• [Written request] The records below must be transcribed exactly. Do not include the pictures.

[Start of Given data]

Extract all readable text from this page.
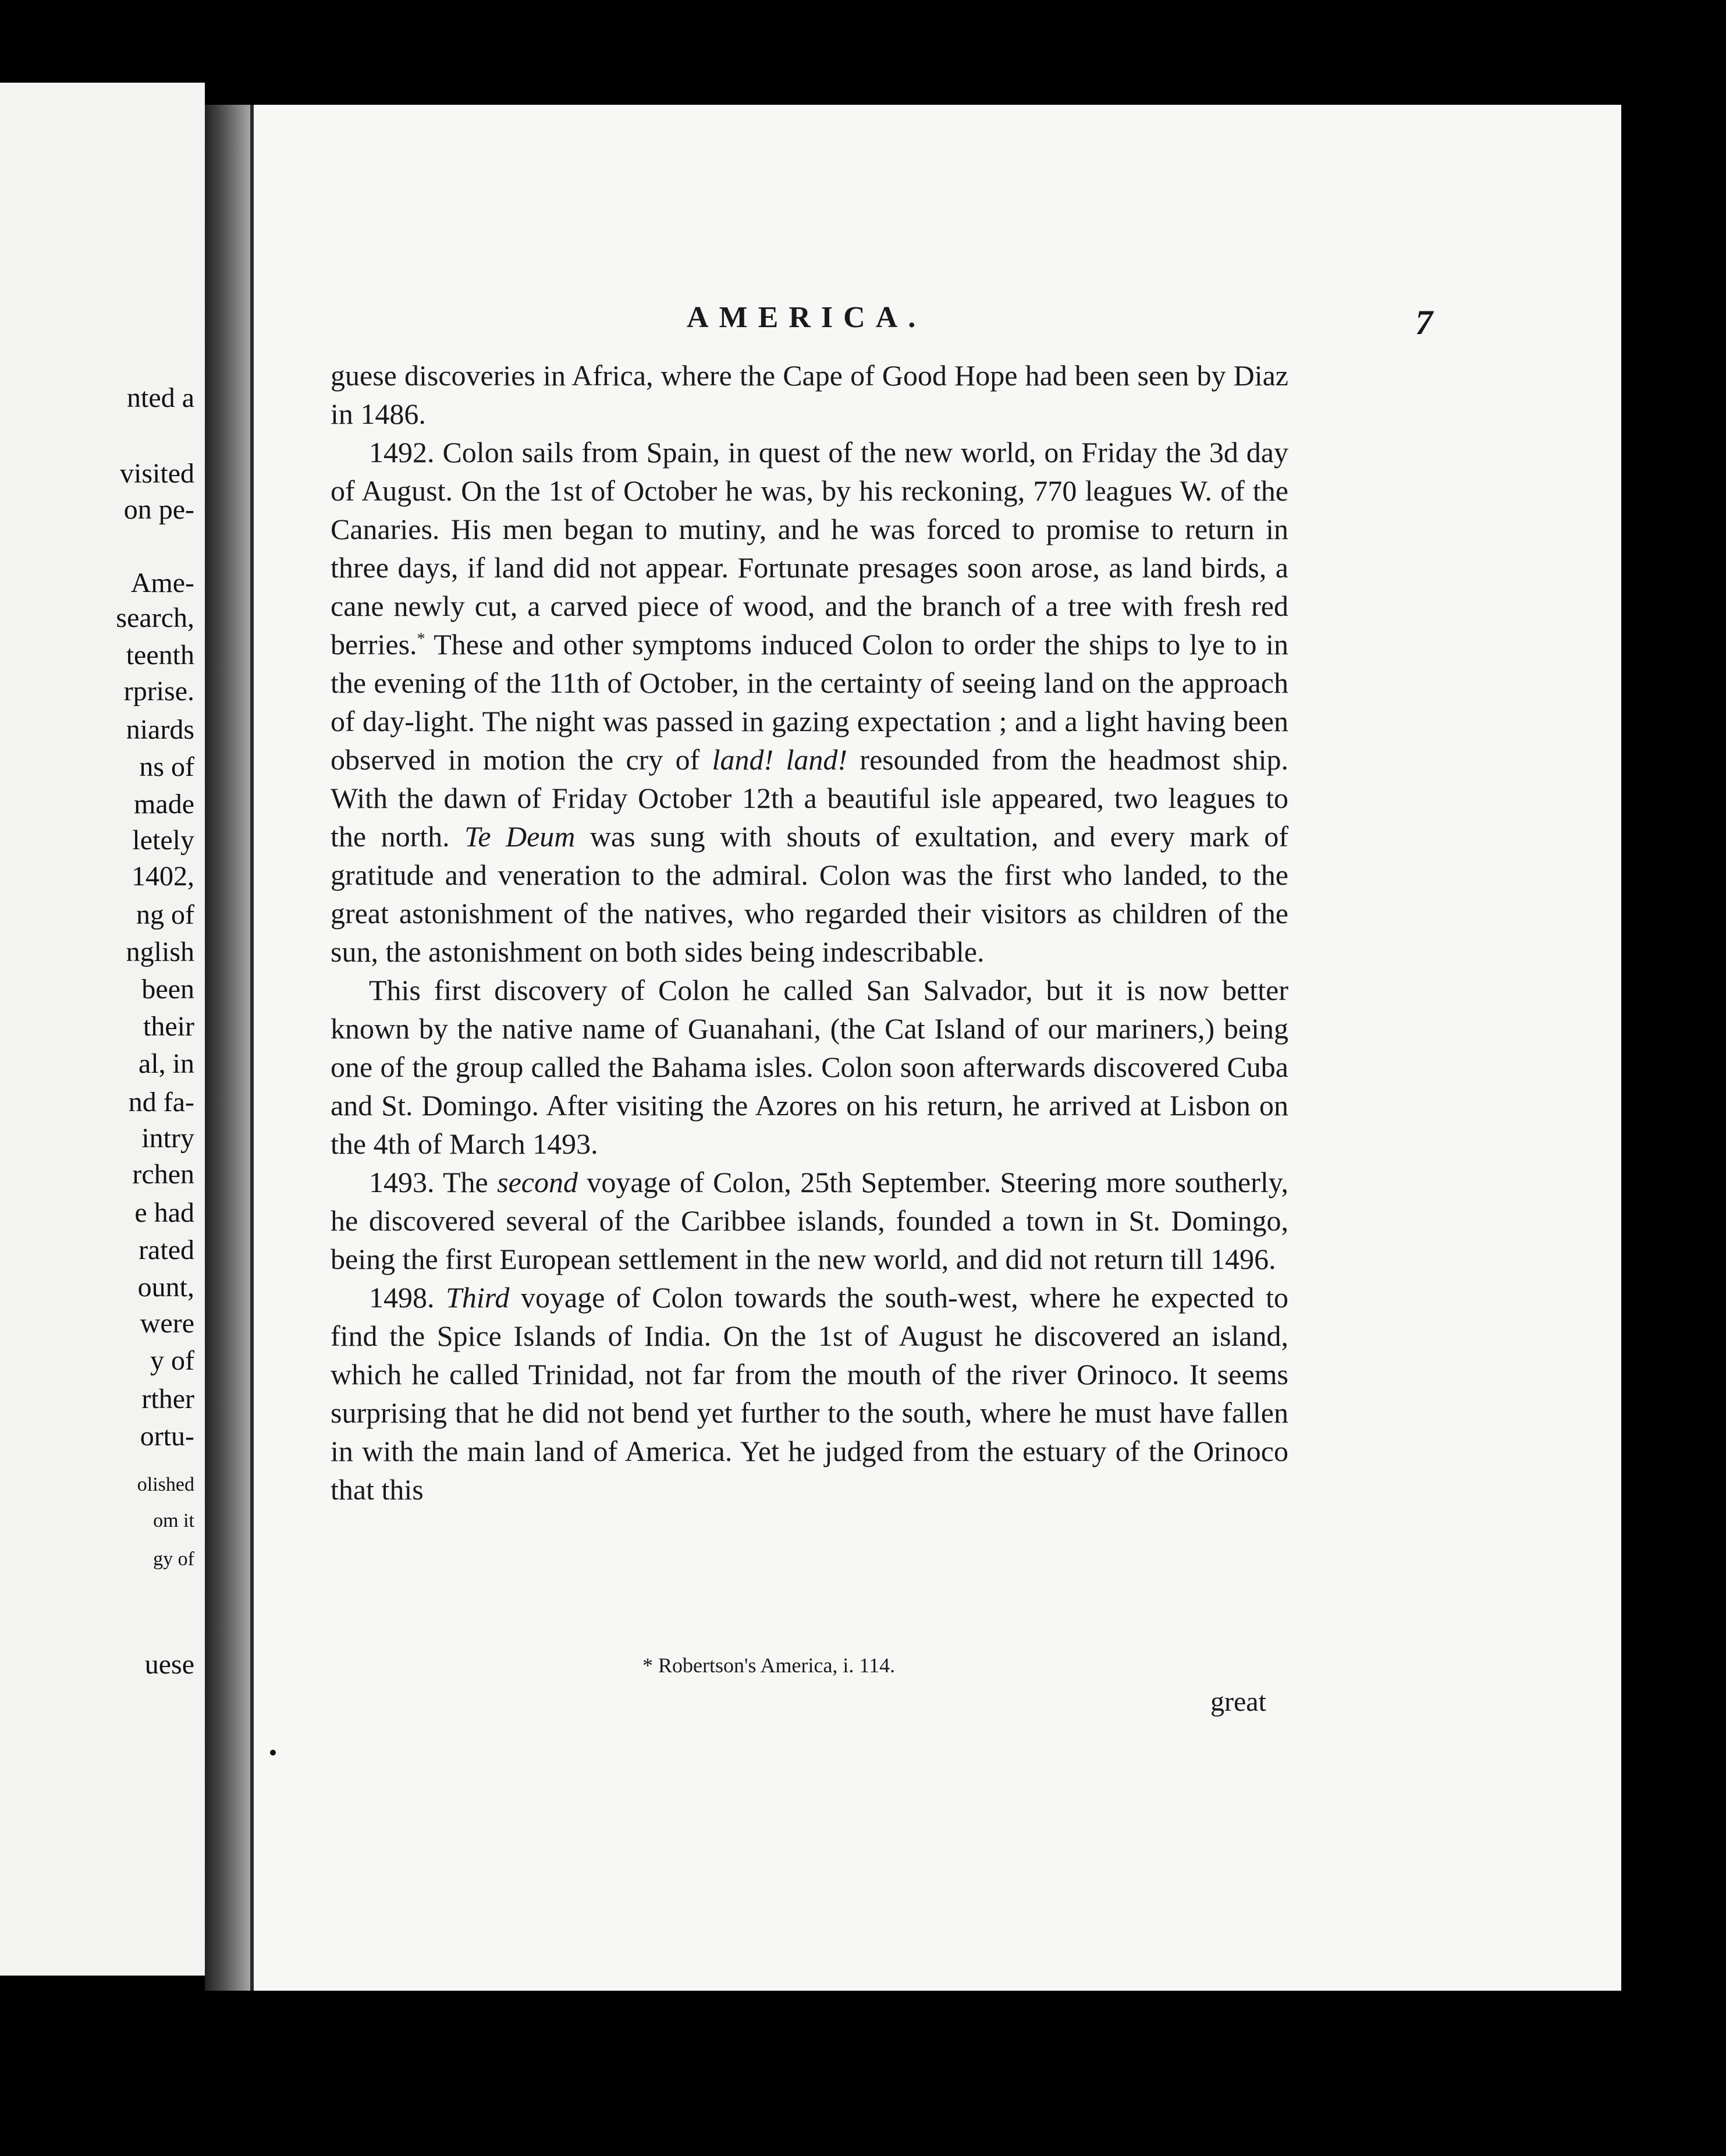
nted a
visited
on pe-
Ame-
search,
teenth
rprise.
niards
ns of
made
letely
1402,
ng of
nglish
been
their
al, in
nd fa-
intry
rchen
e had
rated
ount,
were
y of
rther
ortu-
olished
om it
gy of
uese
AMERICA.	7

guese discoveries in Africa, where the Cape of Good Hope had been seen by Diaz in 1486.

1492. Colon sails from Spain, in quest of the new world, on Friday the 3d day of August. On the 1st of October he was, by his reckoning, 770 leagues W. of the Canaries. His men began to mutiny, and he was forced to promise to return in three days, if land did not appear. Fortunate presages soon arose, as land birds, a cane newly cut, a carved piece of wood, and the branch of a tree with fresh red berries.* These and other symptoms induced Colon to order the ships to lye to in the evening of the 11th of October, in the certainty of seeing land on the approach of day-light. The night was passed in gazing expectation ; and a light having been observed in motion the cry of land! land! resounded from the headmost ship. With the dawn of Friday October 12th a beautiful isle appeared, two leagues to the north. Te Deum was sung with shouts of exultation, and every mark of gratitude and veneration to the admiral. Colon was the first who landed, to the great astonishment of the natives, who regarded their visitors as children of the sun, the astonishment on both sides being indescribable.

This first discovery of Colon he called San Salvador, but it is now better known by the native name of Guanahani, (the Cat Island of our mariners,) being one of the group called the Bahama isles. Colon soon afterwards discovered Cuba and St. Domingo. After visiting the Azores on his return, he arrived at Lisbon on the 4th of March 1493.

1493. The second voyage of Colon, 25th September. Steering more southerly, he discovered several of the Caribbee islands, founded a town in St. Domingo, being the first European settlement in the new world, and did not return till 1496.

1498. Third voyage of Colon towards the south-west, where he expected to find the Spice Islands of India. On the 1st of August he discovered an island, which he called Trinidad, not far from the mouth of the river Orinoco. It seems surprising that he did not bend yet further to the south, where he must have fallen in with the main land of America. Yet he judged from the estuary of the Orinoco that this

* Robertson's America, i. 114.
great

[End of Given data]

• [Result]
Extract all readable text from this page.
nted a
visited
on pe-
Ame-
search,
teenth
rprise.
niards
ns of
made
letely
1402,
ng of
nglish
been
their
al, in
nd fa-
intry
rchen
e had
rated
ount,
were
y of
rther
ortu-
olished
om it
gy of
uese
AMERICA.	7

guese discoveries in Africa, where the Cape of Good Hope had been seen by Diaz in 1486.

1492. Colon sails from Spain, in quest of the new world, on Friday the 3d day of August. On the 1st of October he was, by his reckoning, 770 leagues W. of the Canaries. His men began to mutiny, and he was forced to promise to return in three days, if land did not appear. Fortunate presages soon arose, as land birds, a cane newly cut, a carved piece of wood, and the branch of a tree with fresh red berries.* These and other symptoms induced Colon to order the ships to lye to in the evening of the 11th of October, in the certainty of seeing land on the approach of day-light. The night was passed in gazing expectation ; and a light having been observed in motion the cry of land! land! resounded from the headmost ship. With the dawn of Friday October 12th a beautiful isle appeared, two leagues to the north. Te Deum was sung with shouts of exultation, and every mark of gratitude and veneration to the admiral. Colon was the first who landed, to the great astonishment of the natives, who regarded their visitors as children of the sun, the astonishment on both sides being indescribable.

This first discovery of Colon he called San Salvador, but it is now better known by the native name of Guanahani, (the Cat Island of our mariners,) being one of the group called the Bahama isles. Colon soon afterwards discovered Cuba and St. Domingo. After visiting the Azores on his return, he arrived at Lisbon on the 4th of March 1493.

1493. The second voyage of Colon, 25th September. Steering more southerly, he discovered several of the Caribbee islands, founded a town in St. Domingo, being the first European settlement in the new world, and did not return till 1496.

1498. Third voyage of Colon towards the south-west, where he expected to find the Spice Islands of India. On the 1st of August he discovered an island, which he called Trinidad, not far from the mouth of the river Orinoco. It seems surprising that he did not bend yet further to the south, where he must have fallen in with the main land of America. Yet he judged from the estuary of the Orinoco that this

* Robertson's America, i. 114.
great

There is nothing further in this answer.